▶ Aim: Set down all of the data exactly as it appears.

▶ Stored entries:
■ ■ ■ ■ ■

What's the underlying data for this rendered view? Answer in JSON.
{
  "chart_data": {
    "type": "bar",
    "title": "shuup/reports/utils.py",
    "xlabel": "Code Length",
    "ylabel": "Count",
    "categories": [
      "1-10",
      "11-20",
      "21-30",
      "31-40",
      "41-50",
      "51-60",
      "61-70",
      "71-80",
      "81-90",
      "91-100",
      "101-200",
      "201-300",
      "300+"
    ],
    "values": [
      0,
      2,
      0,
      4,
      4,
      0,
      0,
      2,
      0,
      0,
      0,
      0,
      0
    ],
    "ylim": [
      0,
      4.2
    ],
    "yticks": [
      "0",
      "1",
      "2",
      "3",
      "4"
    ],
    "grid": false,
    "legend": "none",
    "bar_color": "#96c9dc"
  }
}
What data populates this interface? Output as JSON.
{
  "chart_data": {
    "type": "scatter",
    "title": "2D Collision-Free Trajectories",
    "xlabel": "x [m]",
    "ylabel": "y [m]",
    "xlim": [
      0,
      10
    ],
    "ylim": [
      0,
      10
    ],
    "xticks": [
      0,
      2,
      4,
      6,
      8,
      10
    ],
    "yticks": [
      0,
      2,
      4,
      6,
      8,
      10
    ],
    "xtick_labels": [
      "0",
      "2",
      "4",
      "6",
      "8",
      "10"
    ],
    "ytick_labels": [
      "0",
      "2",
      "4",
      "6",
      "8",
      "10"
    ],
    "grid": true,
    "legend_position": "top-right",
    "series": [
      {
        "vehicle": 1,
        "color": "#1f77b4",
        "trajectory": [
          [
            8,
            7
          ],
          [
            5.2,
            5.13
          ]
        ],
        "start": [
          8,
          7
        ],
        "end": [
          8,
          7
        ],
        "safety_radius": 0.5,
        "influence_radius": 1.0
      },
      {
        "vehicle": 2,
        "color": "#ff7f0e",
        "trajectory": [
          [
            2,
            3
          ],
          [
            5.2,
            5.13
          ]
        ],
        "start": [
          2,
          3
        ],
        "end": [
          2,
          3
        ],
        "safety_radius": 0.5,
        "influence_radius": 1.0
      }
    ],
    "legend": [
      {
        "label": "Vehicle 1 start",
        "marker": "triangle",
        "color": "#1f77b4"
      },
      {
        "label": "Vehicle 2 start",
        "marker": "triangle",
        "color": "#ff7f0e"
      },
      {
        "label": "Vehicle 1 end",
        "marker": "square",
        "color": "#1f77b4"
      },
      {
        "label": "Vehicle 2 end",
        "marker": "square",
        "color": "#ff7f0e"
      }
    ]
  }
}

■ ■ ■ ■ ■

▶ Exercise solution:
What's the underlying data for this rendered view? Answer in JSON.
{
  "chart_data": {
    "type": "bar",
    "title": "shuup/reports/utils.py",
    "xlabel": "Code Length",
    "ylabel": "Count",
    "categories": [
      "1-10",
      "11-20",
      "21-30",
      "31-40",
      "41-50",
      "51-60",
      "61-70",
      "71-80",
      "81-90",
      "91-100",
      "101-200",
      "201-300",
      "300+"
    ],
    "values": [
      0,
      2,
      0,
      4,
      4,
      0,
      0,
      2,
      0,
      0,
      0,
      0,
      0
    ],
    "ylim": [
      0,
      4.2
    ],
    "yticks": [
      "0",
      "1",
      "2",
      "3",
      "4"
    ],
    "grid": false,
    "legend": "none",
    "bar_color": "#96c9dc"
  }
}
What data populates this interface? Output as JSON.
{
  "chart_data": {
    "type": "scatter",
    "title": "2D Collision-Free Trajectories",
    "xlabel": "x [m]",
    "ylabel": "y [m]",
    "xlim": [
      0,
      10
    ],
    "ylim": [
      0,
      10
    ],
    "xticks": [
      0,
      2,
      4,
      6,
      8,
      10
    ],
    "yticks": [
      0,
      2,
      4,
      6,
      8,
      10
    ],
    "xtick_labels": [
      "0",
      "2",
      "4",
      "6",
      "8",
      "10"
    ],
    "ytick_labels": [
      "0",
      "2",
      "4",
      "6",
      "8",
      "10"
    ],
    "grid": true,
    "legend_position": "top-right",
    "series": [
      {
        "vehicle": 1,
        "color": "#1f77b4",
        "trajectory": [
          [
            8,
            7
          ],
          [
            5.2,
            5.13
          ]
        ],
        "start": [
          8,
          7
        ],
        "end": [
          8,
          7
        ],
        "safety_radius": 0.5,
        "influence_radius": 1.0
      },
      {
        "vehicle": 2,
        "color": "#ff7f0e",
        "trajectory": [
          [
            2,
            3
          ],
          [
            5.2,
            5.13
          ]
        ],
        "start": [
          2,
          3
        ],
        "end": [
          2,
          3
        ],
        "safety_radius": 0.5,
        "influence_radius": 1.0
      }
    ],
    "legend": [
      {
        "label": "Vehicle 1 start",
        "marker": "triangle",
        "color": "#1f77b4"
      },
      {
        "label": "Vehicle 2 start",
        "marker": "triangle",
        "color": "#ff7f0e"
      },
      {
        "label": "Vehicle 1 end",
        "marker": "square",
        "color": "#1f77b4"
      },
      {
        "label": "Vehicle 2 end",
        "marker": "square",
        "color": "#ff7f0e"
      }
    ]
  }
}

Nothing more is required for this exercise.